#### TASK INPUT
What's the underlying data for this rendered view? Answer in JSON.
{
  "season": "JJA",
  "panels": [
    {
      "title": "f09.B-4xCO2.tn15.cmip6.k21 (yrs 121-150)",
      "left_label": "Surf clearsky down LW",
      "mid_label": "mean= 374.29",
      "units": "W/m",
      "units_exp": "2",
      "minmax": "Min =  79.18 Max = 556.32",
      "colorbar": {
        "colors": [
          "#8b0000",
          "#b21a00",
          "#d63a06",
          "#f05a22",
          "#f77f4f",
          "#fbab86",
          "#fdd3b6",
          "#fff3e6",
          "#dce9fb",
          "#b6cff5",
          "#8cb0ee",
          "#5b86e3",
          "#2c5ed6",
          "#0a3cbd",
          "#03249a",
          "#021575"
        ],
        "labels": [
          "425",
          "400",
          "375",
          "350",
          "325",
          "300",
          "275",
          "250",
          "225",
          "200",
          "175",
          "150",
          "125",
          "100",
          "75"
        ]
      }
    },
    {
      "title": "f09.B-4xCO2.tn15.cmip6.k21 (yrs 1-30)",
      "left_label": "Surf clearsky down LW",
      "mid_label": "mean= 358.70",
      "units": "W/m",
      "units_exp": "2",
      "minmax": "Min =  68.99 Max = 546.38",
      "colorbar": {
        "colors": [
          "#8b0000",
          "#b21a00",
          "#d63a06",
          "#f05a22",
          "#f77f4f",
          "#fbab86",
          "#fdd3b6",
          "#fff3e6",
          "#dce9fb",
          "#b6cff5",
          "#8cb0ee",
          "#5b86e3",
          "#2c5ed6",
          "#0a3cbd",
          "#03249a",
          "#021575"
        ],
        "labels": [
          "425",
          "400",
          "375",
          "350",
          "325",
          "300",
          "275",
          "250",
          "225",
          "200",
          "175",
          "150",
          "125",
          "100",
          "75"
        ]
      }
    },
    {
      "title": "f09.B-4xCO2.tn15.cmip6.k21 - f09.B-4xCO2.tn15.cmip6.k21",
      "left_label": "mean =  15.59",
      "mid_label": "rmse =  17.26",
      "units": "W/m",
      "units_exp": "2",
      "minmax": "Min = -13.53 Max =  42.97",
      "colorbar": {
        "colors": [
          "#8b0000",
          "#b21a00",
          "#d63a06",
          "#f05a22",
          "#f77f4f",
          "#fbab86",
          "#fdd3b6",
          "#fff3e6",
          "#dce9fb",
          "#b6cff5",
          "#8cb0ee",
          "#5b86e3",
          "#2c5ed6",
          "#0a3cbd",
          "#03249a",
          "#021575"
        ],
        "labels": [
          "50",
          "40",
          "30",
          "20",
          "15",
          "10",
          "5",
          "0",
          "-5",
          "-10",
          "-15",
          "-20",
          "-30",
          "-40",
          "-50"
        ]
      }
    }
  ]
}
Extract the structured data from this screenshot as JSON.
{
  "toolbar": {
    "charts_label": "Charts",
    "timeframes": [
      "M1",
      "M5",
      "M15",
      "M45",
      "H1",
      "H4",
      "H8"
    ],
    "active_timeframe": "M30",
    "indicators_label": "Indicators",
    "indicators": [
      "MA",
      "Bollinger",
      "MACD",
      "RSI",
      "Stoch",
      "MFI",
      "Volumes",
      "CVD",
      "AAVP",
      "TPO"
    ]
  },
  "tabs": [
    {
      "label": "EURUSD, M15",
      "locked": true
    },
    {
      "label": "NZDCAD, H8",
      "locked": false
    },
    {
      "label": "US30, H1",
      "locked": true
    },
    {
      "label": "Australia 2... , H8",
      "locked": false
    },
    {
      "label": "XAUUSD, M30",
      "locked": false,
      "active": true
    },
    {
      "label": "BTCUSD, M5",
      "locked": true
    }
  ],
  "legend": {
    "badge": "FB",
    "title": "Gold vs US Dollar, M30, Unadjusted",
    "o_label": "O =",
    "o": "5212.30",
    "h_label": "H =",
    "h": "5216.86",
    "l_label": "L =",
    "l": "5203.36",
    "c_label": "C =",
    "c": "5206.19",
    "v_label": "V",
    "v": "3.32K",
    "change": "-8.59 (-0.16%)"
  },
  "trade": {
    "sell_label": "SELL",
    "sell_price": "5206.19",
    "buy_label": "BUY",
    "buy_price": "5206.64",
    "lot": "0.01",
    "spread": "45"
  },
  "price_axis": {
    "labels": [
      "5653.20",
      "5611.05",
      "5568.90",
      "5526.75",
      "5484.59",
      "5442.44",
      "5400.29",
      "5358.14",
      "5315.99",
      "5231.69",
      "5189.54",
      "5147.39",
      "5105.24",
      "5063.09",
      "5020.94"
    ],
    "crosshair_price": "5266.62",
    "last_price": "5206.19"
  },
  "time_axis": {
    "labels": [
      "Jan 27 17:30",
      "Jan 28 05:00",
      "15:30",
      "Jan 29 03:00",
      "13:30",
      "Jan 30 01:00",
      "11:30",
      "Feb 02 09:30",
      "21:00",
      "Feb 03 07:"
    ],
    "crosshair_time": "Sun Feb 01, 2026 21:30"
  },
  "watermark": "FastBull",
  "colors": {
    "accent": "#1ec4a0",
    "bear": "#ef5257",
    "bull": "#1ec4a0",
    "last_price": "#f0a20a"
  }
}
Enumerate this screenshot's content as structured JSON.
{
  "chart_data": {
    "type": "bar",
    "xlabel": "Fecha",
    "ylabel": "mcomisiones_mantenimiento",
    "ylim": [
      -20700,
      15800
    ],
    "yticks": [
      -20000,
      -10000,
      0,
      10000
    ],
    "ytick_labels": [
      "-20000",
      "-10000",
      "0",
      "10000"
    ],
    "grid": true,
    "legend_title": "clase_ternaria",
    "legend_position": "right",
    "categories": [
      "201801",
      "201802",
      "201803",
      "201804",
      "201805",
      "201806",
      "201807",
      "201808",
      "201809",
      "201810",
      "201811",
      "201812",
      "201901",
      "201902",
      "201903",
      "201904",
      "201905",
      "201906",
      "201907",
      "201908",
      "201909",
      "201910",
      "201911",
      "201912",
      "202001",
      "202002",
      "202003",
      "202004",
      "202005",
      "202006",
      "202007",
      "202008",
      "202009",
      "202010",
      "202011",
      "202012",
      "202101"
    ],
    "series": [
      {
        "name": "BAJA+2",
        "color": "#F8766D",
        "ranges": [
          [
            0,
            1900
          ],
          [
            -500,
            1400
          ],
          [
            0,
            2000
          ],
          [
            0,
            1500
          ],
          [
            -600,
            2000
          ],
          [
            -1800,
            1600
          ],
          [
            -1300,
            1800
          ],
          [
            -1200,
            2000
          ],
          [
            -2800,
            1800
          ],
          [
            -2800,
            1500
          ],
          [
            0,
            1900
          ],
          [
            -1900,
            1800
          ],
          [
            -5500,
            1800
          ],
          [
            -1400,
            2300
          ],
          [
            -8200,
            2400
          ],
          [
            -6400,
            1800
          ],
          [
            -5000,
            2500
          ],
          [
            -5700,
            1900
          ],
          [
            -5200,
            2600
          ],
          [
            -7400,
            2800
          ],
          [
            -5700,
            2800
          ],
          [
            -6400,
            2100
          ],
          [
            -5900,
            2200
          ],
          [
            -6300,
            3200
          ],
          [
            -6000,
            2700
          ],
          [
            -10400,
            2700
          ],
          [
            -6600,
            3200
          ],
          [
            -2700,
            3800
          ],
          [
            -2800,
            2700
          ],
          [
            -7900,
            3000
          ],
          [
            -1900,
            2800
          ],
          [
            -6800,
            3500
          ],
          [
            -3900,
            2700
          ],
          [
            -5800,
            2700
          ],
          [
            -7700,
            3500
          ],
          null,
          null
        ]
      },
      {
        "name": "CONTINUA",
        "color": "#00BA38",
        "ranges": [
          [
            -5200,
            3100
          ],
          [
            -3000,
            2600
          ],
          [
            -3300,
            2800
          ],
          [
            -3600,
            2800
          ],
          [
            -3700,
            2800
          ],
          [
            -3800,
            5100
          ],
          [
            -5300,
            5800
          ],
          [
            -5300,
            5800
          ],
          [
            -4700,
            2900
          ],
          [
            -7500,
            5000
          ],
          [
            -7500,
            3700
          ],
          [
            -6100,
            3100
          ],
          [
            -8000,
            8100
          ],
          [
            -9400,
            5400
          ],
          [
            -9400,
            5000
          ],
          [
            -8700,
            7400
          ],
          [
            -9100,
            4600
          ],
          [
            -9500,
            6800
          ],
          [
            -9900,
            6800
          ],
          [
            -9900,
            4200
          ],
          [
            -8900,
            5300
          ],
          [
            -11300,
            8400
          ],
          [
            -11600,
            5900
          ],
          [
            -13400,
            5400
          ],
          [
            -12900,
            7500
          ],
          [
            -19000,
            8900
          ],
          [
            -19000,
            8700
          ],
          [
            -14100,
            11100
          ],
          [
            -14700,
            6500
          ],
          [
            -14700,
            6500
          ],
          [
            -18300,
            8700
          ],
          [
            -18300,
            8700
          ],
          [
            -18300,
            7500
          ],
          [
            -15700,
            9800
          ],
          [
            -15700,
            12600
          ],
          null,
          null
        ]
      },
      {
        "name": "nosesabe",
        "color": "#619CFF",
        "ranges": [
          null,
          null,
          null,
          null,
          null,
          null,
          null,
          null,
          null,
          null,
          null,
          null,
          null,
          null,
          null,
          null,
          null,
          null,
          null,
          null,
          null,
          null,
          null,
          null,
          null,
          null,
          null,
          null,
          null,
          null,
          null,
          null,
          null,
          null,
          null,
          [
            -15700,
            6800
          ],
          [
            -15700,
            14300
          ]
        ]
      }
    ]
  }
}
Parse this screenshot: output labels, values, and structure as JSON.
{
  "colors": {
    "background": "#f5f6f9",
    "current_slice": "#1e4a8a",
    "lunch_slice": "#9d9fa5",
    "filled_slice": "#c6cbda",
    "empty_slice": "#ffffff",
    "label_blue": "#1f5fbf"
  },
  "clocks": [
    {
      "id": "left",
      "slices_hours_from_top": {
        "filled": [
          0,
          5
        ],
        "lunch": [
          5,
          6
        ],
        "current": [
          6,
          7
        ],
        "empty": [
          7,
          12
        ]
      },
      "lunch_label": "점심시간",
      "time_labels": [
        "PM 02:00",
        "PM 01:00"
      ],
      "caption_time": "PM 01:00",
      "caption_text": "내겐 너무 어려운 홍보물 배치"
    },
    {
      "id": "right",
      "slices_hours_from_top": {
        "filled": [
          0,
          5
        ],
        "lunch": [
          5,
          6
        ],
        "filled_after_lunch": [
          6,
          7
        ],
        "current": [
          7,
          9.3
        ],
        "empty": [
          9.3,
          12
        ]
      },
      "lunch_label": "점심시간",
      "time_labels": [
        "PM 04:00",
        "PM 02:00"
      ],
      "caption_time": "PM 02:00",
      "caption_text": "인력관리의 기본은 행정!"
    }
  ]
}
########
◆ PROBLEM DETAILS
Set out exactly the run of lines that begins at the line holding "Parse this screenshot: output" and ends at the last line of the data.

◆ COMPLETED EXERCISE
Parse this screenshot: output labels, values, and structure as JSON.
{
  "colors": {
    "background": "#f5f6f9",
    "current_slice": "#1e4a8a",
    "lunch_slice": "#9d9fa5",
    "filled_slice": "#c6cbda",
    "empty_slice": "#ffffff",
    "label_blue": "#1f5fbf"
  },
  "clocks": [
    {
      "id": "left",
      "slices_hours_from_top": {
        "filled": [
          0,
          5
        ],
        "lunch": [
          5,
          6
        ],
        "current": [
          6,
          7
        ],
        "empty": [
          7,
          12
        ]
      },
      "lunch_label": "점심시간",
      "time_labels": [
        "PM 02:00",
        "PM 01:00"
      ],
      "caption_time": "PM 01:00",
      "caption_text": "내겐 너무 어려운 홍보물 배치"
    },
    {
      "id": "right",
      "slices_hours_from_top": {
        "filled": [
          0,
          5
        ],
        "lunch": [
          5,
          6
        ],
        "filled_after_lunch": [
          6,
          7
        ],
        "current": [
          7,
          9.3
        ],
        "empty": [
          9.3,
          12
        ]
      },
      "lunch_label": "점심시간",
      "time_labels": [
        "PM 04:00",
        "PM 02:00"
      ],
      "caption_time": "PM 02:00",
      "caption_text": "인력관리의 기본은 행정!"
    }
  ]
}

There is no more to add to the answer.